Determine how many lines include the string "SIZE". Output that number only.

-- Start Data in this exercise --

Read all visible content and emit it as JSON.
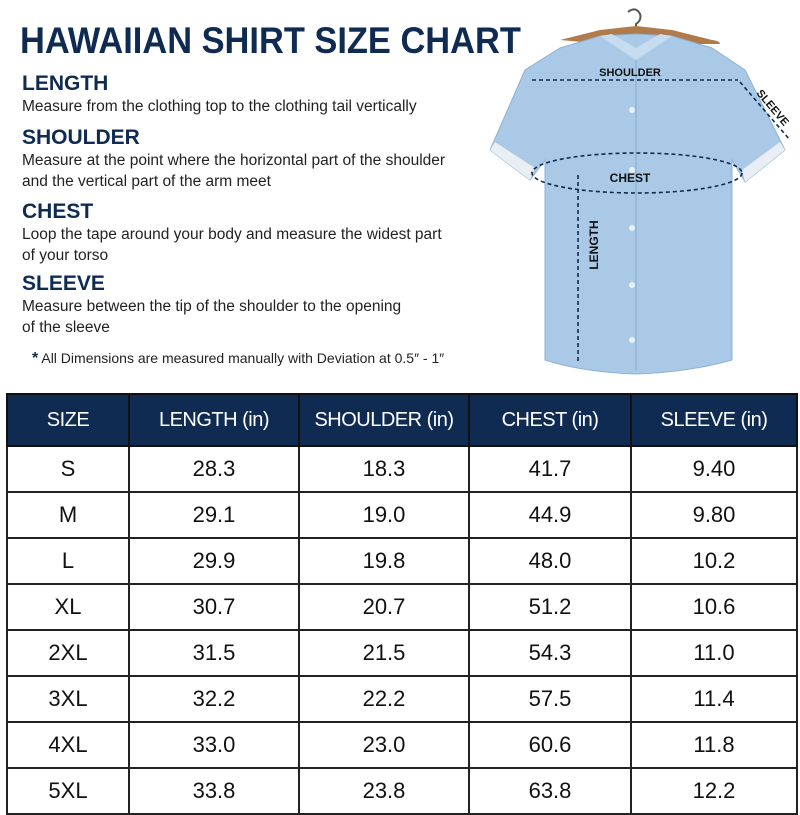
{
  "title": "HAWAIIAN SHIRT SIZE CHART",
  "sections": [
    {
      "heading": "LENGTH",
      "lines": [
        "Measure from the clothing top to the clothing tail vertically"
      ]
    },
    {
      "heading": "SHOULDER",
      "lines": [
        "Measure at the point where the horizontal part of the shoulder",
        "and the vertical part of the arm meet"
      ]
    },
    {
      "heading": "CHEST",
      "lines": [
        "Loop the tape around your body and measure the widest part",
        "of your torso"
      ]
    },
    {
      "heading": "SLEEVE",
      "lines": [
        "Measure between the tip of the shoulder to the opening",
        "of the sleeve"
      ]
    }
  ],
  "note": {
    "star": "*",
    "text": "All Dimensions are measured manually with Deviation at 0.5″ - 1″"
  },
  "diagram": {
    "shoulder": "SHOULDER",
    "sleeve": "SLEEVE",
    "chest": "CHEST",
    "length": "LENGTH"
  },
  "colors": {
    "navy": "#0f2b52",
    "shirt": "#a9c9e6"
  },
  "table": {
    "headers": [
      "SIZE",
      "LENGTH (in)",
      "SHOULDER (in)",
      "CHEST (in)",
      "SLEEVE (in)"
    ],
    "rows": [
      [
        "S",
        "28.3",
        "18.3",
        "41.7",
        "9.40"
      ],
      [
        "M",
        "29.1",
        "19.0",
        "44.9",
        "9.80"
      ],
      [
        "L",
        "29.9",
        "19.8",
        "48.0",
        "10.2"
      ],
      [
        "XL",
        "30.7",
        "20.7",
        "51.2",
        "10.6"
      ],
      [
        "2XL",
        "31.5",
        "21.5",
        "54.3",
        "11.0"
      ],
      [
        "3XL",
        "32.2",
        "22.2",
        "57.5",
        "11.4"
      ],
      [
        "4XL",
        "33.0",
        "23.0",
        "60.6",
        "11.8"
      ],
      [
        "5XL",
        "33.8",
        "23.8",
        "63.8",
        "12.2"
      ]
    ]
  }
}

-- End Data in this exercise --

- _Exercise response_: 2